PASSAGE SHOWN:

=== Begin Enclosure ===

Abstract

Darwin famously referred to the origin of flowering plants (angiosperms) as an ‘abominable mystery’. Flowering plants are the most diverse group of land plants, and the ability to vary floral traits has been key to their success. One such floral innovation is the nectar spur (a tubular outgrowth of the petal which may contain nectar). Nectar spurs protect nectar from the environment and also enhance pollinator specificity, pollination efficiency and reproductive success. Despite their ecological importance, much is still unknown about the development and morphogenesis of spurs as there are no conventional model plant species which possess a nectar spur.

=== End Enclosure ===

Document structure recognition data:
=== Begin Enclosure ===

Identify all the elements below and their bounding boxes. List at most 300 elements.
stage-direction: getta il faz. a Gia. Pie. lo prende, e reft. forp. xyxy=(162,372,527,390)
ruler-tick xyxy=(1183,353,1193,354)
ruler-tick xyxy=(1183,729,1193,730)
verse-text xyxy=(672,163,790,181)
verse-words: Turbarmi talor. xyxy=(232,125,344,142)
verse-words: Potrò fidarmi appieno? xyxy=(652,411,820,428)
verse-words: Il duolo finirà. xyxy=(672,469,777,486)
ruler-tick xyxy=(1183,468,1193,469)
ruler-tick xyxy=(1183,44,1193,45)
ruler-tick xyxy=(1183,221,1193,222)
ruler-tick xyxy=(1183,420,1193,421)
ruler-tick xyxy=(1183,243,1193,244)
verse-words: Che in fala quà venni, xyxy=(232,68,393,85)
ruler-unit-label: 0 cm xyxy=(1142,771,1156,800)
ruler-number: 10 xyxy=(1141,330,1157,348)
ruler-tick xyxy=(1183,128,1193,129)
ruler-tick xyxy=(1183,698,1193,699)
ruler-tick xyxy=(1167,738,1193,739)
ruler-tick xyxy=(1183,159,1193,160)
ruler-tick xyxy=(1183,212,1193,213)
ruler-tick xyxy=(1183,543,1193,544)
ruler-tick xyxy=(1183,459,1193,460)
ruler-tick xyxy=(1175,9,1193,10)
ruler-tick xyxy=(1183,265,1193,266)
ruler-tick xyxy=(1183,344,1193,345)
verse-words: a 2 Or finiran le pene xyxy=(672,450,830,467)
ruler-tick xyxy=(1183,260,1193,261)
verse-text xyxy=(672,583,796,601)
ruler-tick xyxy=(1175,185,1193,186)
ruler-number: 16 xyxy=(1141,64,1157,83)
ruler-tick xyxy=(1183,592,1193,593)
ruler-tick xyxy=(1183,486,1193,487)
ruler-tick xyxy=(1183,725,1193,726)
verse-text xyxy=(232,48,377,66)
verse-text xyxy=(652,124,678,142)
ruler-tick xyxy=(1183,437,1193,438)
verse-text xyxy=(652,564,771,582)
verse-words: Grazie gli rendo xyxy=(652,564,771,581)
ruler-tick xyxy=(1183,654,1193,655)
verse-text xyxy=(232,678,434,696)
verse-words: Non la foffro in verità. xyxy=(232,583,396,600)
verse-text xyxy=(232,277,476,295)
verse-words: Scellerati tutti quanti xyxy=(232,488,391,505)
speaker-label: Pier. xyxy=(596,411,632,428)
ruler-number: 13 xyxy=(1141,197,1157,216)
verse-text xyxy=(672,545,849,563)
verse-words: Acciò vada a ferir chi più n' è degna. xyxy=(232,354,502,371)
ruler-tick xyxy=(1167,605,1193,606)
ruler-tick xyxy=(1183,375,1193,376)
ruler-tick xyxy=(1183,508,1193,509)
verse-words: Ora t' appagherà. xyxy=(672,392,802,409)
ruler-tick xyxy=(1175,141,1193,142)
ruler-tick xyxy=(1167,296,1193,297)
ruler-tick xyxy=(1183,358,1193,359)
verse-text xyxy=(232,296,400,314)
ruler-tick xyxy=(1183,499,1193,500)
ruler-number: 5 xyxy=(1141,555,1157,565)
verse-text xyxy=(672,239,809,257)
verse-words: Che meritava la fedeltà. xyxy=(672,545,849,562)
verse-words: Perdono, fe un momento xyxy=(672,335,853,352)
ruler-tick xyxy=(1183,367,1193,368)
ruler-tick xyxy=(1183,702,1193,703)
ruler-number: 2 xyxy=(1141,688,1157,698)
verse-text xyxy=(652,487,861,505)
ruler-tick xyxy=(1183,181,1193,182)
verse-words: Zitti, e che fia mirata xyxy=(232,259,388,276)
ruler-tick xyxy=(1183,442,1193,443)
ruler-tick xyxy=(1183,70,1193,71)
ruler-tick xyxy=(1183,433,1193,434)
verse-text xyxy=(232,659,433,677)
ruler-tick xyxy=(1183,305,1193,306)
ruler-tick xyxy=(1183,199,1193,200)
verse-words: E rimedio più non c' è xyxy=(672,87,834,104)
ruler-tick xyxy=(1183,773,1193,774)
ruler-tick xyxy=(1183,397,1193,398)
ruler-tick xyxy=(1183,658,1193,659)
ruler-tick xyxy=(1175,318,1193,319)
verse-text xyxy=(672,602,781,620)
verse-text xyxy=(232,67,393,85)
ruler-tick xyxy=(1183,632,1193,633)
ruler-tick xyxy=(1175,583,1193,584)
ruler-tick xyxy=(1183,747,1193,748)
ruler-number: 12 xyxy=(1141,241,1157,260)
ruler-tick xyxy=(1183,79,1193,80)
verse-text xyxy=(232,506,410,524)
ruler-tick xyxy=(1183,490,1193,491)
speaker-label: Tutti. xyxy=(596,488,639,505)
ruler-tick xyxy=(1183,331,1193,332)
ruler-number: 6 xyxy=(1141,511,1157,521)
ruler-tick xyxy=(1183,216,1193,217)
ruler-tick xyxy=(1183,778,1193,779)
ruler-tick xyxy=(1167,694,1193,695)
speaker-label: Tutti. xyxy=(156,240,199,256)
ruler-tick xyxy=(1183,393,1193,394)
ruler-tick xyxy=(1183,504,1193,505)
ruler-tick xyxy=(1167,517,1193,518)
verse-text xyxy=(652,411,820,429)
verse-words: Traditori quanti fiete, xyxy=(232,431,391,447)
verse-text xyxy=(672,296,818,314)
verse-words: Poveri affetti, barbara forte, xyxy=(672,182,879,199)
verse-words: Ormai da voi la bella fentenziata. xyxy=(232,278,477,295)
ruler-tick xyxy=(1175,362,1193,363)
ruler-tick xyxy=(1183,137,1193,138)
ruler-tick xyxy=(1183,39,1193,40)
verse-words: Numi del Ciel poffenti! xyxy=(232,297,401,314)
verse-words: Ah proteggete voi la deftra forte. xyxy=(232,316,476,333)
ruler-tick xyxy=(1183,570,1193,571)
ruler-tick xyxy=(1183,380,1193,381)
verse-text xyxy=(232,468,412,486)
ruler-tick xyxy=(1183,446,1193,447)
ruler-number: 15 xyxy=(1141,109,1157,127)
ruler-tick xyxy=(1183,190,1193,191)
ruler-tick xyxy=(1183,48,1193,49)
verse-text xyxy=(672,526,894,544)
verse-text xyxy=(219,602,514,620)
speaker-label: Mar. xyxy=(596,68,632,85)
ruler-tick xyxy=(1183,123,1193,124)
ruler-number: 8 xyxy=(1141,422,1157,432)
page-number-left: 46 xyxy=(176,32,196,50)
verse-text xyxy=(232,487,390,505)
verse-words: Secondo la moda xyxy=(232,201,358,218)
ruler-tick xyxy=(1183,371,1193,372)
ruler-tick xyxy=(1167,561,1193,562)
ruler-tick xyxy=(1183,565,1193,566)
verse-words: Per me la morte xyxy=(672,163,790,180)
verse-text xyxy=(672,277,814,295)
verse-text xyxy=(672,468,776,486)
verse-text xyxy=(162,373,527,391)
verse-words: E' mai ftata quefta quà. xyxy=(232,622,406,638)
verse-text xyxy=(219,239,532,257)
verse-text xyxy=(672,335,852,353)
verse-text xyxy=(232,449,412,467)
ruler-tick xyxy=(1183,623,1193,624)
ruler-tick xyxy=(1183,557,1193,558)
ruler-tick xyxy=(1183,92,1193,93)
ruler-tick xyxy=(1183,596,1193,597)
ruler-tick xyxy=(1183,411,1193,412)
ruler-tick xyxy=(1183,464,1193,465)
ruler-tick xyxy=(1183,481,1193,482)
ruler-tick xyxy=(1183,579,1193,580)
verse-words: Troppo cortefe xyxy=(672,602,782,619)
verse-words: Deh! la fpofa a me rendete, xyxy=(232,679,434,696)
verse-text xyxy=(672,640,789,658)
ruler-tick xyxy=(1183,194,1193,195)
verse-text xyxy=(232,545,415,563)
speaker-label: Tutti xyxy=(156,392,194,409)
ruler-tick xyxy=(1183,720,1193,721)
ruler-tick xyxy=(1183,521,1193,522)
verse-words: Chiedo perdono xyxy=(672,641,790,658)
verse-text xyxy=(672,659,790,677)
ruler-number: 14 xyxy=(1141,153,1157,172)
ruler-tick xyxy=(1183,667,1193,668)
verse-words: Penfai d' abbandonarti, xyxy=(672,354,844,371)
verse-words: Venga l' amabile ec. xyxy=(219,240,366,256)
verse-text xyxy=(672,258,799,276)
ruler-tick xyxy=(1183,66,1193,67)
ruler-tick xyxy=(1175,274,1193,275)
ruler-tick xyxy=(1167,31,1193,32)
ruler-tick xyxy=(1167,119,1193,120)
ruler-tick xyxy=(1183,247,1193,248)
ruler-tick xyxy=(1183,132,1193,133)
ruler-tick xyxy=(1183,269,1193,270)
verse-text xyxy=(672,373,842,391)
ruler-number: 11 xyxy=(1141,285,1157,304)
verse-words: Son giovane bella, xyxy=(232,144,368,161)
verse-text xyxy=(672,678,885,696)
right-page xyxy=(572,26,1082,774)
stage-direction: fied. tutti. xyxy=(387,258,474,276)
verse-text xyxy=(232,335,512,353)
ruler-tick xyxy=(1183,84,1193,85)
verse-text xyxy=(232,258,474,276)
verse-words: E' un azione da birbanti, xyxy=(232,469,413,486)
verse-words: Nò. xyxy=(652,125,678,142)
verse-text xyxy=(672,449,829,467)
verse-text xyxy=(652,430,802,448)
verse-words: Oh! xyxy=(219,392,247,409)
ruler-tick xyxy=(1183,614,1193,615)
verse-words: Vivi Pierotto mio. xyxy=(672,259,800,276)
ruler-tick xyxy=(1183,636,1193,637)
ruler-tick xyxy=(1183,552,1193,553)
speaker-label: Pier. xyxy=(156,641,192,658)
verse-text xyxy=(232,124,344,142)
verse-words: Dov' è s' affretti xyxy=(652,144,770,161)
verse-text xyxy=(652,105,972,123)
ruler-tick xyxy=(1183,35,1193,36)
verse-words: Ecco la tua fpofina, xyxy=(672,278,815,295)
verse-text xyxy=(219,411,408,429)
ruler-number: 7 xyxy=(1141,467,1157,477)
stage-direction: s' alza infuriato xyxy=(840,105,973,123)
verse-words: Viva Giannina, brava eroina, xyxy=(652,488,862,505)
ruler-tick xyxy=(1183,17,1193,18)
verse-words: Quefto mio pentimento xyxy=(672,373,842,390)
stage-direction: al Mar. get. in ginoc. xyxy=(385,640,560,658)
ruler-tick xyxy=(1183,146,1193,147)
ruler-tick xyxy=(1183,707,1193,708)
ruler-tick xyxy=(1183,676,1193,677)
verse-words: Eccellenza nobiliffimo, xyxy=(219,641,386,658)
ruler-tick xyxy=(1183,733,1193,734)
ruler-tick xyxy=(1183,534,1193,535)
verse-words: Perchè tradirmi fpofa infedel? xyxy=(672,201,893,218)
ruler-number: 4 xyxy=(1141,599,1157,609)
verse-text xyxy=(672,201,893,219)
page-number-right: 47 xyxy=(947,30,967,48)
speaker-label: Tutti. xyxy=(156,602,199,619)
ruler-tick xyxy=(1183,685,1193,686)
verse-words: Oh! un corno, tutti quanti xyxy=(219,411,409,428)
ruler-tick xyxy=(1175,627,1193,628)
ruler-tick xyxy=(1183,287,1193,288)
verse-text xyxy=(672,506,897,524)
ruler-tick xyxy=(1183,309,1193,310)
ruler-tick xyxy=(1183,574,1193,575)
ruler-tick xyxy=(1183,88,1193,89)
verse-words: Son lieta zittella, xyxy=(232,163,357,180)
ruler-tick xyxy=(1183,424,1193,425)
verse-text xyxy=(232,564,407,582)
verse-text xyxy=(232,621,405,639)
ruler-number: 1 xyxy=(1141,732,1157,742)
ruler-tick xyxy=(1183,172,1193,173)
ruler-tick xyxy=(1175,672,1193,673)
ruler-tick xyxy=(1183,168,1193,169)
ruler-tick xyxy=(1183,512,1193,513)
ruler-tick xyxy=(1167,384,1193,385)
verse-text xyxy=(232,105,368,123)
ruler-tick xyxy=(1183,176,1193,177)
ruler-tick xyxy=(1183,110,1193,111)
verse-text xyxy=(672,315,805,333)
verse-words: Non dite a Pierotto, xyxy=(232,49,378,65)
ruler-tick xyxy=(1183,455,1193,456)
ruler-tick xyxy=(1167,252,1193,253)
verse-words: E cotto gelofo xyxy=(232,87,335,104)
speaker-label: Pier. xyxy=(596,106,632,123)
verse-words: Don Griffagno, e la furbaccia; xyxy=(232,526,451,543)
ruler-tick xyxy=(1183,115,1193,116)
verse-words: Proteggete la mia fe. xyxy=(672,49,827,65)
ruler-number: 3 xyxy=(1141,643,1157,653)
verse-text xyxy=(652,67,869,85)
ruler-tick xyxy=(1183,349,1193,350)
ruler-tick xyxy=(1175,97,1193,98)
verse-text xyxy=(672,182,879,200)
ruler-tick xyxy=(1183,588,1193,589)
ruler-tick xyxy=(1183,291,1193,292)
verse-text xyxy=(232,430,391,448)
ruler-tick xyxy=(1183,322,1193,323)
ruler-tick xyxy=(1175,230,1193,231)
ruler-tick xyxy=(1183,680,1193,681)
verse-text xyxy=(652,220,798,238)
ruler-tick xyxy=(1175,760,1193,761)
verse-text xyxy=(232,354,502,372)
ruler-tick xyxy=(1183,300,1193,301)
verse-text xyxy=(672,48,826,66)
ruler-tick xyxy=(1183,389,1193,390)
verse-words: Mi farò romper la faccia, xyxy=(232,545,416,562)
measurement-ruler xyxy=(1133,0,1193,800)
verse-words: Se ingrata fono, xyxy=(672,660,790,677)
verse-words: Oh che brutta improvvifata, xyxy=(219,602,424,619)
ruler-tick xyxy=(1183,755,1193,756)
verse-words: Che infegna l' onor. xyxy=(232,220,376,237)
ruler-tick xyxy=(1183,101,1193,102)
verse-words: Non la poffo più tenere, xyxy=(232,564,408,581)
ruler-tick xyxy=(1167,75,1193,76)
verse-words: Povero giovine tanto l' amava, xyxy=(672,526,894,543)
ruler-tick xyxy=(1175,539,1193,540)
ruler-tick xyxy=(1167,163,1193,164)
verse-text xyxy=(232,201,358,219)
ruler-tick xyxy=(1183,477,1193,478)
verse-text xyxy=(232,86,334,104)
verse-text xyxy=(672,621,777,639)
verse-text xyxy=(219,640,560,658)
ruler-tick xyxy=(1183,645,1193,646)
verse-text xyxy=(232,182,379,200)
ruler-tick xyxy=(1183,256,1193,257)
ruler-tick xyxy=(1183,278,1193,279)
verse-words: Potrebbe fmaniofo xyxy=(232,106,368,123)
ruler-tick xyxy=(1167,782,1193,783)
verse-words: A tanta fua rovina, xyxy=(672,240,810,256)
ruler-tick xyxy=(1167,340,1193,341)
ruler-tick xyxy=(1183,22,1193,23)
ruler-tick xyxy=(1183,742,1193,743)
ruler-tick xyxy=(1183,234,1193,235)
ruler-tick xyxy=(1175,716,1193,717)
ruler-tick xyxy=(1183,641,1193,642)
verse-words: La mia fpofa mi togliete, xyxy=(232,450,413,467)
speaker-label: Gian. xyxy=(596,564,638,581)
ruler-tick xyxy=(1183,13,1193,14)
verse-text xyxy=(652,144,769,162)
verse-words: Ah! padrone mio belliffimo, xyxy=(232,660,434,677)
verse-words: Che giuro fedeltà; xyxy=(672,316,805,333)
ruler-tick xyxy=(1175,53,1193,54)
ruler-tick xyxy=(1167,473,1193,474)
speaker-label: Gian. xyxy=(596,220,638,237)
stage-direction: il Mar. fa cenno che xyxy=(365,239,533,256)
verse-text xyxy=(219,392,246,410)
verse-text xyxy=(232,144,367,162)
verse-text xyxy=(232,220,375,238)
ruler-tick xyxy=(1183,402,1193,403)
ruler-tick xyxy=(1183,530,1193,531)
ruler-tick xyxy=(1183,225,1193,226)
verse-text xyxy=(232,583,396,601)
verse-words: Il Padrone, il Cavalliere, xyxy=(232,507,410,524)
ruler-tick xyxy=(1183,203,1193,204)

=== End Enclosure ===

THE TASK: Please write out everything in the abstract from "Darwin famously referred" down to "a nectar spur.", substituting "sepal" for "petal". These lines are separate material, unrelated to the abstract.

TASK OUTPUT:
Darwin famously referred to the origin of flowering plants (angiosperms) as an ‘abominable mystery’. Flowering plants are the most diverse group of land plants, and the ability to vary floral traits has been key to their success. One such floral innovation is the nectar spur (a tubular outgrowth of the sepal which may contain nectar). Nectar spurs protect nectar from the environment and also enhance pollinator specificity, pollination efficiency and reproductive success. Despite their ecological importance, much is still unknown about the development and morphogenesis of spurs as there are no conventional model plant species which possess a nectar spur.